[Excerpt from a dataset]
──────
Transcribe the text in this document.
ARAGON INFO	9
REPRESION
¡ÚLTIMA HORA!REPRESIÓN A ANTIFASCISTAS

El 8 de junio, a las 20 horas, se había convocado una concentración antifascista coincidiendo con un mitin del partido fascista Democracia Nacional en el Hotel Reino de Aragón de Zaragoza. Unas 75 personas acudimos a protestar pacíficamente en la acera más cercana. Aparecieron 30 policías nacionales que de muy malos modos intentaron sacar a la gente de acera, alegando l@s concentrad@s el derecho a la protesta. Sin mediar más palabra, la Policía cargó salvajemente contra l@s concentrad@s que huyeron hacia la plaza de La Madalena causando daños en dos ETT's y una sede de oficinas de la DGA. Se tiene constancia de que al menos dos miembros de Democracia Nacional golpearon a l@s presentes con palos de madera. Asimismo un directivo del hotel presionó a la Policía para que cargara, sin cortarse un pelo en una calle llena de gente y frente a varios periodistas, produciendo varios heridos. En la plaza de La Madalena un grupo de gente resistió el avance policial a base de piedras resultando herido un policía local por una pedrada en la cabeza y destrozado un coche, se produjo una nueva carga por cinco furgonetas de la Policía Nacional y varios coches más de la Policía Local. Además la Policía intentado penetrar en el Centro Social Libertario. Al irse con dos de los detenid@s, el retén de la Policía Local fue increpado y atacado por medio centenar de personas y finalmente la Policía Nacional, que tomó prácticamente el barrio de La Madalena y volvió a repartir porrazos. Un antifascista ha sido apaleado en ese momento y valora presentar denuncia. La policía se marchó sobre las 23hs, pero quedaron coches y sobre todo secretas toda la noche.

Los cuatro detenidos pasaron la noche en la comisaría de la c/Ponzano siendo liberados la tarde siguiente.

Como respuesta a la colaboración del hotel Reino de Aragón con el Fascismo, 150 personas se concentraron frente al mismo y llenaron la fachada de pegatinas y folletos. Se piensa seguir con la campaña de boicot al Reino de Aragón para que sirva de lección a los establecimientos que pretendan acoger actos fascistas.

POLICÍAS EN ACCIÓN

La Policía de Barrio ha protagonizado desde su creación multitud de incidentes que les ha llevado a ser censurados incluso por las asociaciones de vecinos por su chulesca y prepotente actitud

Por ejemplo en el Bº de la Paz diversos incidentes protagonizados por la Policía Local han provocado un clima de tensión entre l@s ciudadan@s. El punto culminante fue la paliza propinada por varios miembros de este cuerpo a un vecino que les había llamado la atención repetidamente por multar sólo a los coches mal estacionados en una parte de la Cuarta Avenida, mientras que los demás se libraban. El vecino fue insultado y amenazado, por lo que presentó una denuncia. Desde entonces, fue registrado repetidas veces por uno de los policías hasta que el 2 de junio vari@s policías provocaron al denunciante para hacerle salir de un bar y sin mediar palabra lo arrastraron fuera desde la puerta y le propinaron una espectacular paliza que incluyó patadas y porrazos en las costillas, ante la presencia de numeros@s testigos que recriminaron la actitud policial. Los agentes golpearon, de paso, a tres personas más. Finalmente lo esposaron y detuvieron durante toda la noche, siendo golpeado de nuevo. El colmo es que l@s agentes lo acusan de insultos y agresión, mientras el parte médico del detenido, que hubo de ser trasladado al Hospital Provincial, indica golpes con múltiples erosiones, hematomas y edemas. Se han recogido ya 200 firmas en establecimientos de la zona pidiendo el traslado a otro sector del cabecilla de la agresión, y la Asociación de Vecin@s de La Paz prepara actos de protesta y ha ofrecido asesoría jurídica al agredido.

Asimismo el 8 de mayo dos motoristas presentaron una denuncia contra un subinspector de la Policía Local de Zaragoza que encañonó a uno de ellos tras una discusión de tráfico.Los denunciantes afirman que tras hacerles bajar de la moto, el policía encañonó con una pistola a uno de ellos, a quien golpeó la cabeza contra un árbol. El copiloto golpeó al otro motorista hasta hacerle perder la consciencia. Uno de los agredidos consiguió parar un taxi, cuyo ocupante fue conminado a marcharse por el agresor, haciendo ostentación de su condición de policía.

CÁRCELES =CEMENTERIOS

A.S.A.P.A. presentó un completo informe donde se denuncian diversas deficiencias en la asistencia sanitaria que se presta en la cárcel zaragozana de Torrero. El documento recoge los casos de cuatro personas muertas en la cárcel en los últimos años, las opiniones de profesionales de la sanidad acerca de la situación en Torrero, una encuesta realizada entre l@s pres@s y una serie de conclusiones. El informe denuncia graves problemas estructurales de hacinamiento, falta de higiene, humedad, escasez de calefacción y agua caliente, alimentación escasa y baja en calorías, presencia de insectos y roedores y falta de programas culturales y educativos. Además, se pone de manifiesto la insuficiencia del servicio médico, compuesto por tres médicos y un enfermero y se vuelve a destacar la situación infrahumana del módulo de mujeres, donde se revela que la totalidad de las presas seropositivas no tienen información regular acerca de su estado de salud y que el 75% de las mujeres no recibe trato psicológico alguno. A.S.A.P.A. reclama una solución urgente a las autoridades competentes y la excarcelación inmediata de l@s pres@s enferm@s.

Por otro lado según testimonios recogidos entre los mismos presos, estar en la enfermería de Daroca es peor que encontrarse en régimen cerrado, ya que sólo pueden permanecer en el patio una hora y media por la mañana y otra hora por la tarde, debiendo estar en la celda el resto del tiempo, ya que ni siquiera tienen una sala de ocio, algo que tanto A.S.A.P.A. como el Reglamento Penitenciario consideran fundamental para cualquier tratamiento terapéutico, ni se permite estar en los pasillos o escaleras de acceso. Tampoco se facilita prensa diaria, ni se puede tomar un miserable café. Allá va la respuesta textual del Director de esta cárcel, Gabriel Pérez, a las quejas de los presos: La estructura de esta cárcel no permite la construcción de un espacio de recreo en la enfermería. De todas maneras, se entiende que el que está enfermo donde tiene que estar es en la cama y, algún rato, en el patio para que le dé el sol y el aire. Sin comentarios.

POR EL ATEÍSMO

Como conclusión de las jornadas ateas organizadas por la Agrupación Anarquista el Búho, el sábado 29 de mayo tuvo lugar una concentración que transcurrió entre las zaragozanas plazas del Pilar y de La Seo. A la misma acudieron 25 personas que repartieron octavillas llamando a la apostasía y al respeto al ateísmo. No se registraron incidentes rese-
──────
**What you need to do**.
Give back the whole listing exactly as it reads.

**The completed task**.
Transcribe the text in this document.
ARAGON INFO	9
REPRESION
¡ÚLTIMA HORA!REPRESIÓN A ANTIFASCISTAS

El 8 de junio, a las 20 horas, se había convocado una concentración antifascista coincidiendo con un mitin del partido fascista Democracia Nacional en el Hotel Reino de Aragón de Zaragoza. Unas 75 personas acudimos a protestar pacíficamente en la acera más cercana. Aparecieron 30 policías nacionales que de muy malos modos intentaron sacar a la gente de acera, alegando l@s concentrad@s el derecho a la protesta. Sin mediar más palabra, la Policía cargó salvajemente contra l@s concentrad@s que huyeron hacia la plaza de La Madalena causando daños en dos ETT's y una sede de oficinas de la DGA. Se tiene constancia de que al menos dos miembros de Democracia Nacional golpearon a l@s presentes con palos de madera. Asimismo un directivo del hotel presionó a la Policía para que cargara, sin cortarse un pelo en una calle llena de gente y frente a varios periodistas, produciendo varios heridos. En la plaza de La Madalena un grupo de gente resistió el avance policial a base de piedras resultando herido un policía local por una pedrada en la cabeza y destrozado un coche, se produjo una nueva carga por cinco furgonetas de la Policía Nacional y varios coches más de la Policía Local. Además la Policía intentado penetrar en el Centro Social Libertario. Al irse con dos de los detenid@s, el retén de la Policía Local fue increpado y atacado por medio centenar de personas y finalmente la Policía Nacional, que tomó prácticamente el barrio de La Madalena y volvió a repartir porrazos. Un antifascista ha sido apaleado en ese momento y valora presentar denuncia. La policía se marchó sobre las 23hs, pero quedaron coches y sobre todo secretas toda la noche.

Los cuatro detenidos pasaron la noche en la comisaría de la c/Ponzano siendo liberados la tarde siguiente.

Como respuesta a la colaboración del hotel Reino de Aragón con el Fascismo, 150 personas se concentraron frente al mismo y llenaron la fachada de pegatinas y folletos. Se piensa seguir con la campaña de boicot al Reino de Aragón para que sirva de lección a los establecimientos que pretendan acoger actos fascistas.

POLICÍAS EN ACCIÓN

La Policía de Barrio ha protagonizado desde su creación multitud de incidentes que les ha llevado a ser censurados incluso por las asociaciones de vecinos por su chulesca y prepotente actitud

Por ejemplo en el Bº de la Paz diversos incidentes protagonizados por la Policía Local han provocado un clima de tensión entre l@s ciudadan@s. El punto culminante fue la paliza propinada por varios miembros de este cuerpo a un vecino que les había llamado la atención repetidamente por multar sólo a los coches mal estacionados en una parte de la Cuarta Avenida, mientras que los demás se libraban. El vecino fue insultado y amenazado, por lo que presentó una denuncia. Desde entonces, fue registrado repetidas veces por uno de los policías hasta que el 2 de junio vari@s policías provocaron al denunciante para hacerle salir de un bar y sin mediar palabra lo arrastraron fuera desde la puerta y le propinaron una espectacular paliza que incluyó patadas y porrazos en las costillas, ante la presencia de numeros@s testigos que recriminaron la actitud policial. Los agentes golpearon, de paso, a tres personas más. Finalmente lo esposaron y detuvieron durante toda la noche, siendo golpeado de nuevo. El colmo es que l@s agentes lo acusan de insultos y agresión, mientras el parte médico del detenido, que hubo de ser trasladado al Hospital Provincial, indica golpes con múltiples erosiones, hematomas y edemas. Se han recogido ya 200 firmas en establecimientos de la zona pidiendo el traslado a otro sector del cabecilla de la agresión, y la Asociación de Vecin@s de La Paz prepara actos de protesta y ha ofrecido asesoría jurídica al agredido.

Asimismo el 8 de mayo dos motoristas presentaron una denuncia contra un subinspector de la Policía Local de Zaragoza que encañonó a uno de ellos tras una discusión de tráfico.Los denunciantes afirman que tras hacerles bajar de la moto, el policía encañonó con una pistola a uno de ellos, a quien golpeó la cabeza contra un árbol. El copiloto golpeó al otro motorista hasta hacerle perder la consciencia. Uno de los agredidos consiguió parar un taxi, cuyo ocupante fue conminado a marcharse por el agresor, haciendo ostentación de su condición de policía.

CÁRCELES =CEMENTERIOS

A.S.A.P.A. presentó un completo informe donde se denuncian diversas deficiencias en la asistencia sanitaria que se presta en la cárcel zaragozana de Torrero. El documento recoge los casos de cuatro personas muertas en la cárcel en los últimos años, las opiniones de profesionales de la sanidad acerca de la situación en Torrero, una encuesta realizada entre l@s pres@s y una serie de conclusiones. El informe denuncia graves problemas estructurales de hacinamiento, falta de higiene, humedad, escasez de calefacción y agua caliente, alimentación escasa y baja en calorías, presencia de insectos y roedores y falta de programas culturales y educativos. Además, se pone de manifiesto la insuficiencia del servicio médico, compuesto por tres médicos y un enfermero y se vuelve a destacar la situación infrahumana del módulo de mujeres, donde se revela que la totalidad de las presas seropositivas no tienen información regular acerca de su estado de salud y que el 75% de las mujeres no recibe trato psicológico alguno. A.S.A.P.A. reclama una solución urgente a las autoridades competentes y la excarcelación inmediata de l@s pres@s enferm@s.

Por otro lado según testimonios recogidos entre los mismos presos, estar en la enfermería de Daroca es peor que encontrarse en régimen cerrado, ya que sólo pueden permanecer en el patio una hora y media por la mañana y otra hora por la tarde, debiendo estar en la celda el resto del tiempo, ya que ni siquiera tienen una sala de ocio, algo que tanto A.S.A.P.A. como el Reglamento Penitenciario consideran fundamental para cualquier tratamiento terapéutico, ni se permite estar en los pasillos o escaleras de acceso. Tampoco se facilita prensa diaria, ni se puede tomar un miserable café. Allá va la respuesta textual del Director de esta cárcel, Gabriel Pérez, a las quejas de los presos: La estructura de esta cárcel no permite la construcción de un espacio de recreo en la enfermería. De todas maneras, se entiende que el que está enfermo donde tiene que estar es en la cama y, algún rato, en el patio para que le dé el sol y el aire. Sin comentarios.

POR EL ATEÍSMO

Como conclusión de las jornadas ateas organizadas por la Agrupación Anarquista el Búho, el sábado 29 de mayo tuvo lugar una concentración que transcurrió entre las zaragozanas plazas del Pilar y de La Seo. A la misma acudieron 25 personas que repartieron octavillas llamando a la apostasía y al respeto al ateísmo. No se registraron incidentes rese-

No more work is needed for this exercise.